## Task directions
Give the data below again exactly as written, without its pictures.

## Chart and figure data
— begin —

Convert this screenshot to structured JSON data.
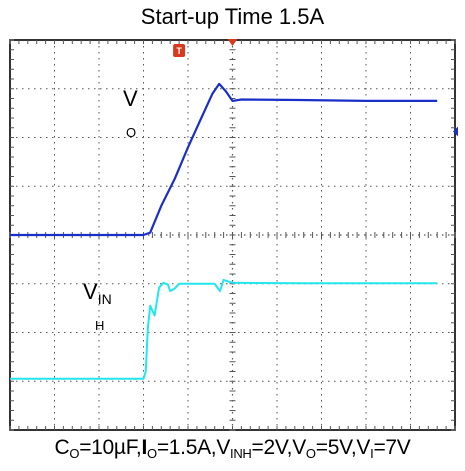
{
  "title": "Start-up Time 1.5A",
  "caption": {
    "c_sym": "C",
    "c_sub": "O",
    "c_val": "=10µF,",
    "i_sym": "I",
    "i_sub": "O",
    "i_val": "=1.5A,",
    "vinh_sym": "V",
    "vinh_sub": "INH",
    "vinh_val": "=2V,",
    "vo_sym": "V",
    "vo_sub": "O",
    "vo_val": "=5V,",
    "vi_sym": "V",
    "vi_sub": "I",
    "vi_val": "=7V"
  },
  "labels": {
    "vo_main": "V",
    "vo_sub": "O",
    "vinh_main": "V",
    "vinh_sub_inline": "IN",
    "vinh_sub_below": "H",
    "trigger_marker": "T"
  },
  "colors": {
    "vo_trace": "#1a2fc8",
    "vinh_trace": "#22e6ee",
    "grid": "#555555",
    "trigger": "#d83a20",
    "frame": "#000000"
  },
  "chart_data": {
    "type": "line",
    "grid": {
      "x_divisions": 10,
      "y_divisions": 8
    },
    "x_range": [
      0,
      10
    ],
    "y_range": [
      0,
      8
    ],
    "trigger_position_div": 5.0,
    "series": [
      {
        "name": "VO",
        "points": [
          [
            0,
            4.0
          ],
          [
            3.0,
            4.0
          ],
          [
            3.15,
            4.05
          ],
          [
            3.4,
            4.6
          ],
          [
            3.7,
            5.15
          ],
          [
            4.0,
            5.8
          ],
          [
            4.3,
            6.4
          ],
          [
            4.55,
            6.9
          ],
          [
            4.7,
            7.1
          ],
          [
            4.85,
            6.95
          ],
          [
            5.0,
            6.75
          ],
          [
            5.2,
            6.78
          ],
          [
            6.5,
            6.77
          ],
          [
            8.0,
            6.75
          ],
          [
            9.6,
            6.75
          ]
        ]
      },
      {
        "name": "VINH",
        "points": [
          [
            0,
            1.05
          ],
          [
            3.0,
            1.05
          ],
          [
            3.05,
            1.2
          ],
          [
            3.1,
            2.1
          ],
          [
            3.15,
            2.55
          ],
          [
            3.25,
            2.35
          ],
          [
            3.35,
            2.92
          ],
          [
            3.45,
            3.02
          ],
          [
            3.55,
            2.98
          ],
          [
            3.6,
            2.85
          ],
          [
            3.7,
            2.9
          ],
          [
            3.8,
            3.0
          ],
          [
            4.0,
            3.0
          ],
          [
            4.6,
            3.0
          ],
          [
            4.72,
            2.85
          ],
          [
            4.8,
            3.08
          ],
          [
            5.0,
            3.02
          ],
          [
            6.5,
            3.01
          ],
          [
            8.0,
            3.01
          ],
          [
            9.6,
            3.01
          ]
        ]
      }
    ]
  }
}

— end —

## The solution
Convert this screenshot to structured JSON data.
{
  "title": "Start-up Time 1.5A",
  "caption": {
    "c_sym": "C",
    "c_sub": "O",
    "c_val": "=10µF,",
    "i_sym": "I",
    "i_sub": "O",
    "i_val": "=1.5A,",
    "vinh_sym": "V",
    "vinh_sub": "INH",
    "vinh_val": "=2V,",
    "vo_sym": "V",
    "vo_sub": "O",
    "vo_val": "=5V,",
    "vi_sym": "V",
    "vi_sub": "I",
    "vi_val": "=7V"
  },
  "labels": {
    "vo_main": "V",
    "vo_sub": "O",
    "vinh_main": "V",
    "vinh_sub_inline": "IN",
    "vinh_sub_below": "H",
    "trigger_marker": "T"
  },
  "colors": {
    "vo_trace": "#1a2fc8",
    "vinh_trace": "#22e6ee",
    "grid": "#555555",
    "trigger": "#d83a20",
    "frame": "#000000"
  },
  "chart_data": {
    "type": "line",
    "grid": {
      "x_divisions": 10,
      "y_divisions": 8
    },
    "x_range": [
      0,
      10
    ],
    "y_range": [
      0,
      8
    ],
    "trigger_position_div": 5.0,
    "series": [
      {
        "name": "VO",
        "points": [
          [
            0,
            4.0
          ],
          [
            3.0,
            4.0
          ],
          [
            3.15,
            4.05
          ],
          [
            3.4,
            4.6
          ],
          [
            3.7,
            5.15
          ],
          [
            4.0,
            5.8
          ],
          [
            4.3,
            6.4
          ],
          [
            4.55,
            6.9
          ],
          [
            4.7,
            7.1
          ],
          [
            4.85,
            6.95
          ],
          [
            5.0,
            6.75
          ],
          [
            5.2,
            6.78
          ],
          [
            6.5,
            6.77
          ],
          [
            8.0,
            6.75
          ],
          [
            9.6,
            6.75
          ]
        ]
      },
      {
        "name": "VINH",
        "points": [
          [
            0,
            1.05
          ],
          [
            3.0,
            1.05
          ],
          [
            3.05,
            1.2
          ],
          [
            3.1,
            2.1
          ],
          [
            3.15,
            2.55
          ],
          [
            3.25,
            2.35
          ],
          [
            3.35,
            2.92
          ],
          [
            3.45,
            3.02
          ],
          [
            3.55,
            2.98
          ],
          [
            3.6,
            2.85
          ],
          [
            3.7,
            2.9
          ],
          [
            3.8,
            3.0
          ],
          [
            4.0,
            3.0
          ],
          [
            4.6,
            3.0
          ],
          [
            4.72,
            2.85
          ],
          [
            4.8,
            3.08
          ],
          [
            5.0,
            3.02
          ],
          [
            6.5,
            3.01
          ],
          [
            8.0,
            3.01
          ],
          [
            9.6,
            3.01
          ]
        ]
      }
    ]
  }
}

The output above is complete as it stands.